» EXERCISE PROMPT:
Copy everything from the start of the lines down to the one containing "candle-body <box>1631 406 1634 409</box>", word for word.

----

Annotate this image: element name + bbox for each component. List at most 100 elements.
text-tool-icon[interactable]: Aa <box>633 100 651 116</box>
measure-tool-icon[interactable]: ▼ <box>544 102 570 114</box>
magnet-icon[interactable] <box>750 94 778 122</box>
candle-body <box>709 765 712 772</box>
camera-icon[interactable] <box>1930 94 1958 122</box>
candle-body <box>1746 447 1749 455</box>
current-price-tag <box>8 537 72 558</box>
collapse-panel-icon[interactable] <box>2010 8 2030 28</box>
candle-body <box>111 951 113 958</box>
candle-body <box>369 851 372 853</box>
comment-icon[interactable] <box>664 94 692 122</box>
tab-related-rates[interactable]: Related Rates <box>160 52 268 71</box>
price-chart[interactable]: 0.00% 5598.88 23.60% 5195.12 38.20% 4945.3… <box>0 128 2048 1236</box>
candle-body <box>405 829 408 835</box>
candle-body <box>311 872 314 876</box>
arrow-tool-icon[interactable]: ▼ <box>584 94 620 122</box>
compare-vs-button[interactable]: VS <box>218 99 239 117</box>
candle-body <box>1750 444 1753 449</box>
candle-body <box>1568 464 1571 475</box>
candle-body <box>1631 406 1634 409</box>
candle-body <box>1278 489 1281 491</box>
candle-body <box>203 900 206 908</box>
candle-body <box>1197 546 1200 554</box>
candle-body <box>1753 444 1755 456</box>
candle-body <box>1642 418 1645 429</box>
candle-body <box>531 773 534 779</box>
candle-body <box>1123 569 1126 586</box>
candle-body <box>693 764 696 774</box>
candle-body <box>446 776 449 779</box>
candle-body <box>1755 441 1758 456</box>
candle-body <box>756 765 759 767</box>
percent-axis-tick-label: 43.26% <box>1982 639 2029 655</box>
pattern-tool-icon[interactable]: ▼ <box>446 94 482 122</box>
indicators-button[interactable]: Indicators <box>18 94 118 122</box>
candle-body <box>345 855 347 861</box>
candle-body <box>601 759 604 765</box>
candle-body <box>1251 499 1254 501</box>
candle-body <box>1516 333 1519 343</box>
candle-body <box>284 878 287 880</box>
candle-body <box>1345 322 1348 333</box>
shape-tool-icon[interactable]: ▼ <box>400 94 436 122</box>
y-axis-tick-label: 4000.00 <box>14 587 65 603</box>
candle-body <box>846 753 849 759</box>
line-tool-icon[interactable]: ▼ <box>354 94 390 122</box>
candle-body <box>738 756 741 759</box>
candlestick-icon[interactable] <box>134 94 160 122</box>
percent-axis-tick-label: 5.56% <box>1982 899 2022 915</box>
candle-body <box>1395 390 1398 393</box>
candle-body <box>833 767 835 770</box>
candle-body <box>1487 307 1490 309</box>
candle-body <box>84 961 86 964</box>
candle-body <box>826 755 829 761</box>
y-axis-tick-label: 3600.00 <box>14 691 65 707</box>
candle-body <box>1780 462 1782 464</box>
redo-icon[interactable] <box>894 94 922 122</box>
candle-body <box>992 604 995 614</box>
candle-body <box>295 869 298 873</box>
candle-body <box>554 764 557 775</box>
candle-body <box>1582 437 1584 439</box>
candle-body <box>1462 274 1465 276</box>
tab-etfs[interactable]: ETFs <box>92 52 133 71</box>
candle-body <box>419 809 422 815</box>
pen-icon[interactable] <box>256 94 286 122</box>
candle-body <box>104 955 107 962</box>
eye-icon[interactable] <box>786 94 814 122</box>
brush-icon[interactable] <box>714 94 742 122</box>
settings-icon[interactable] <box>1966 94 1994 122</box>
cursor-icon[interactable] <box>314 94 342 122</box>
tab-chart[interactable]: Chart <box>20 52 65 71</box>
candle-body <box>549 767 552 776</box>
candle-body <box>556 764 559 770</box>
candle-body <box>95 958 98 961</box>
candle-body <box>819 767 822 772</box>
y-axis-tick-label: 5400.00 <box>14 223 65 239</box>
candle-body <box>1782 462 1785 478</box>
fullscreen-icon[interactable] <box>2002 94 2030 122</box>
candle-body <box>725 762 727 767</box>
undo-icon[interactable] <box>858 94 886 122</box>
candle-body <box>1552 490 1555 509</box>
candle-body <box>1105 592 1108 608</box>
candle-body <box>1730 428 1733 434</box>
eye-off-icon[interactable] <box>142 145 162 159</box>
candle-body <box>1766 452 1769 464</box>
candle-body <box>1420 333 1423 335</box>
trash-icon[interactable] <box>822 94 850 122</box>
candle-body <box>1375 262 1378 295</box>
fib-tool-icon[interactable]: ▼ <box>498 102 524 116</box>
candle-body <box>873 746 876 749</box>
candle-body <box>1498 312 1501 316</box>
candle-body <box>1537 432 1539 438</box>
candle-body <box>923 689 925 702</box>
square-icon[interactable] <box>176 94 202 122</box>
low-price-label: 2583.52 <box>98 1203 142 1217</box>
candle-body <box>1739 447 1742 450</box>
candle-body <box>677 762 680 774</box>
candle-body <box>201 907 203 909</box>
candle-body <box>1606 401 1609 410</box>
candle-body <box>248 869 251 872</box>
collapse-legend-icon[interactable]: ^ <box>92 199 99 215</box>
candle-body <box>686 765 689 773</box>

----

» RESPONSE TO THIS TASK:
Annotate this image: element name + bbox for each component. List at most 100 elements.
text-tool-icon[interactable]: Aa <box>633 100 651 116</box>
measure-tool-icon[interactable]: ▼ <box>544 102 570 114</box>
magnet-icon[interactable] <box>750 94 778 122</box>
candle-body <box>709 765 712 772</box>
camera-icon[interactable] <box>1930 94 1958 122</box>
candle-body <box>1746 447 1749 455</box>
current-price-tag <box>8 537 72 558</box>
collapse-panel-icon[interactable] <box>2010 8 2030 28</box>
candle-body <box>111 951 113 958</box>
candle-body <box>369 851 372 853</box>
comment-icon[interactable] <box>664 94 692 122</box>
tab-related-rates[interactable]: Related Rates <box>160 52 268 71</box>
price-chart[interactable]: 0.00% 5598.88 23.60% 5195.12 38.20% 4945.3… <box>0 128 2048 1236</box>
candle-body <box>405 829 408 835</box>
candle-body <box>311 872 314 876</box>
arrow-tool-icon[interactable]: ▼ <box>584 94 620 122</box>
compare-vs-button[interactable]: VS <box>218 99 239 117</box>
candle-body <box>1750 444 1753 449</box>
candle-body <box>1568 464 1571 475</box>
candle-body <box>1631 406 1634 409</box>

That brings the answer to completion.